> _What is being asked_
Please rewrite the stretch of lines from the one containing "stat-label: Acceleration of" through the one containing "column-biometric-trackers: Biometric Trackers" as a Markdown table with the columns Number and Record line. Leave out any blank lines.

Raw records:
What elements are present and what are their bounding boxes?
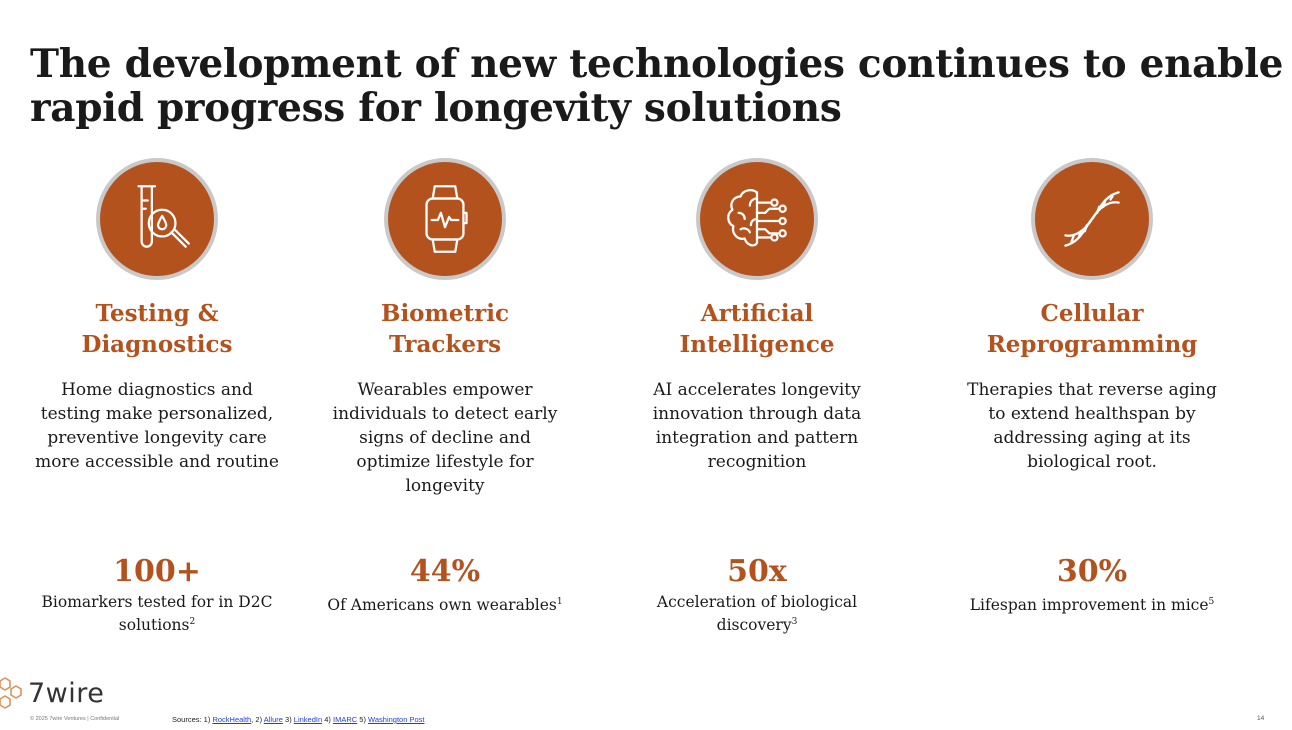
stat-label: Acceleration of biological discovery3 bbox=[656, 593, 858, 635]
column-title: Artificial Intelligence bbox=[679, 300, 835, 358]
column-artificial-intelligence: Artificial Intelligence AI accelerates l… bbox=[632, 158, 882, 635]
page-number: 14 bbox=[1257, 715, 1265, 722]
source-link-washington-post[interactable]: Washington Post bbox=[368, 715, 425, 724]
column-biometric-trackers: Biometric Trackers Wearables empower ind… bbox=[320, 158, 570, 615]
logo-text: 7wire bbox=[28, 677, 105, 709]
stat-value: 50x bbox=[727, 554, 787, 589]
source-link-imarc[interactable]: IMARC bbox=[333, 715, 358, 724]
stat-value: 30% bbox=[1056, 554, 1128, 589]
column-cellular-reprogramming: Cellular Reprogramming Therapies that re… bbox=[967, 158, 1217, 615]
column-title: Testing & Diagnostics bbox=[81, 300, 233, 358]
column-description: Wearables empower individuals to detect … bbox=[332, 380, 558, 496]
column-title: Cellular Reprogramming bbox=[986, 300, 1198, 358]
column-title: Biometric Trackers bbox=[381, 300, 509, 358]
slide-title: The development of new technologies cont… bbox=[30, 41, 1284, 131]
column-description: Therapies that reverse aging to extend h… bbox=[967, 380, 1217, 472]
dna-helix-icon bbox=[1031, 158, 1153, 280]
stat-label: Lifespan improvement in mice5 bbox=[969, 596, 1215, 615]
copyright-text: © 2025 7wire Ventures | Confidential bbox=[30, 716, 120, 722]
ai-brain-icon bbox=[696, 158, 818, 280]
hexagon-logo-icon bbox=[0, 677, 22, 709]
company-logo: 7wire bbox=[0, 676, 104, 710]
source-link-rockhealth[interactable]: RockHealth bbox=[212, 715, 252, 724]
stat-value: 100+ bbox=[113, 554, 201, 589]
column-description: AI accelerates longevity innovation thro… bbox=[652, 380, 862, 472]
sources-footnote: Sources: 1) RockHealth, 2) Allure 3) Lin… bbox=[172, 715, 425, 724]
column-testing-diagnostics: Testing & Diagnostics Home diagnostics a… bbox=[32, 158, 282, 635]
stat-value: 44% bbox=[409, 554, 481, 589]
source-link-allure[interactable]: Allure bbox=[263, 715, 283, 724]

> _Solution for this task_
| Number | Record line |
|---|---|
| 1 | stat-label: Acceleration of biological discovery3 bbox=[656, 593, 858, 635] |
| 2 | column-title: Artificial Intelligence bbox=[679, 300, 835, 358] |
| 3 | column-artificial-intelligence: Artificial Intelligence AI accelerates l… bbox=[632, 158, 882, 635] |
| 4 | page-number: 14 bbox=[1257, 715, 1265, 722] |
| 5 | source-link-washington-post[interactable]: Washington Post bbox=[368, 715, 425, 724] |
| 6 | column-biometric-trackers: Biometric Trackers Wearables empower ind… bbox=[320, 158, 570, 615] |